> **Exercise goal**
Among these lines, how many include "субсидий"? Answer only with the number.
######
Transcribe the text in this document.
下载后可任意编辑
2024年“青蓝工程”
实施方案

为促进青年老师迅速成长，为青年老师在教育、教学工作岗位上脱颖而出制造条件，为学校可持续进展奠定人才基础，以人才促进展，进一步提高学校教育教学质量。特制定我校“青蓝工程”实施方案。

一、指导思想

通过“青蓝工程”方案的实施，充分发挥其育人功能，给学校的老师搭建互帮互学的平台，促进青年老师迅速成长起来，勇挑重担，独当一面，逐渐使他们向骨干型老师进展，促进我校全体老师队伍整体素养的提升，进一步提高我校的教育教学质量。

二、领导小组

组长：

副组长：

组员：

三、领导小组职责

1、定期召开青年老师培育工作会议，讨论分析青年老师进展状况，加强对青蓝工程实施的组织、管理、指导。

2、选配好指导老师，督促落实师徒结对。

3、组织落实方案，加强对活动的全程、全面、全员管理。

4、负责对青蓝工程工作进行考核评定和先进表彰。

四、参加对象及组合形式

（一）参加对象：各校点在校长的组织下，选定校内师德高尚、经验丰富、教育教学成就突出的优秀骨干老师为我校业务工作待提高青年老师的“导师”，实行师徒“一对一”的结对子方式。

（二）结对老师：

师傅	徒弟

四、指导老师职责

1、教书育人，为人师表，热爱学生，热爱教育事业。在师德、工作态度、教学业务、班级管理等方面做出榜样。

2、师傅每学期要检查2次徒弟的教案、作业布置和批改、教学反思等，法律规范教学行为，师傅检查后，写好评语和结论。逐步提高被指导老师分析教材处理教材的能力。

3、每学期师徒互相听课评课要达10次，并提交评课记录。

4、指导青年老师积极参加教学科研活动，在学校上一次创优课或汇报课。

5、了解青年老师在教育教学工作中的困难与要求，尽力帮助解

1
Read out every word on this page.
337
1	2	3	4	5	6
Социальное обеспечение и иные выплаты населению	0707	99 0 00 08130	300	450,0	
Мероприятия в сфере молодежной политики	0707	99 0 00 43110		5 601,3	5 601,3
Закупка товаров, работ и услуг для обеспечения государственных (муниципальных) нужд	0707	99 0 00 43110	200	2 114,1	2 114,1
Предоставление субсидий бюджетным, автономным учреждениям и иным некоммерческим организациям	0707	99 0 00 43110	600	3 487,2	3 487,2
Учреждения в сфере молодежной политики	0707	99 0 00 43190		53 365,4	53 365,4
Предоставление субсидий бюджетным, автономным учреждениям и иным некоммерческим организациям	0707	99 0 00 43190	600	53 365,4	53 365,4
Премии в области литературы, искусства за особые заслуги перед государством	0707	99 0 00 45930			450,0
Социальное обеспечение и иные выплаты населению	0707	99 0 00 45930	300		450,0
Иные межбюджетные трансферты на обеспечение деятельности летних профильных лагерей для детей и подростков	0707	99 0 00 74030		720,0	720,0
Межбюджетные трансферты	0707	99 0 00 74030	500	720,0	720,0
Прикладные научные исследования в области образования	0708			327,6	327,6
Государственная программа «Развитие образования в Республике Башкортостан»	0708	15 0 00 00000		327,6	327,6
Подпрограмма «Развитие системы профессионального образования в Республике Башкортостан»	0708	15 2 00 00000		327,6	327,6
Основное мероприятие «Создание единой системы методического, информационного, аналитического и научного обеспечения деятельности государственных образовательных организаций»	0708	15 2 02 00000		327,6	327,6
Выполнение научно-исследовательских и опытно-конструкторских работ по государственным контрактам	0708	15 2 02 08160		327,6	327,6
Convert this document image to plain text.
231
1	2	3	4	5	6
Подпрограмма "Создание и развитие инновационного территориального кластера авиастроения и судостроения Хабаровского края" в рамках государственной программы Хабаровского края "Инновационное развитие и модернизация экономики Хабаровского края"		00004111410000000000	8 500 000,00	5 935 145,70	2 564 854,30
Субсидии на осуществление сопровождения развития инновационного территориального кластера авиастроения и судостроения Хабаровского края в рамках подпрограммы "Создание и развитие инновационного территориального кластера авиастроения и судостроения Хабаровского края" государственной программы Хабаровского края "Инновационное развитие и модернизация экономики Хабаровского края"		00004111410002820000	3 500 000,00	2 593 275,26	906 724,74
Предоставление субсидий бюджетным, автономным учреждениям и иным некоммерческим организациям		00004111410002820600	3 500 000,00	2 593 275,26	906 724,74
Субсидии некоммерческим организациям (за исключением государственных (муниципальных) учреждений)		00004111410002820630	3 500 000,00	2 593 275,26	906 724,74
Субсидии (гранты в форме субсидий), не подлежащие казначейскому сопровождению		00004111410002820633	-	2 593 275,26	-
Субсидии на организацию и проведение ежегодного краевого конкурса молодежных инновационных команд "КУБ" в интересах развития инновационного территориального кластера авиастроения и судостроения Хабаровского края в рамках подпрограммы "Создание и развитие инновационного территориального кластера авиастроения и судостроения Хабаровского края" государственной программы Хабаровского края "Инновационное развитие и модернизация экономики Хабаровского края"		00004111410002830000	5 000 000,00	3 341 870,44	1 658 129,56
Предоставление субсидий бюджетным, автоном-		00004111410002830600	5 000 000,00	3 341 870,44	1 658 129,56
######
> **Result for this task**
5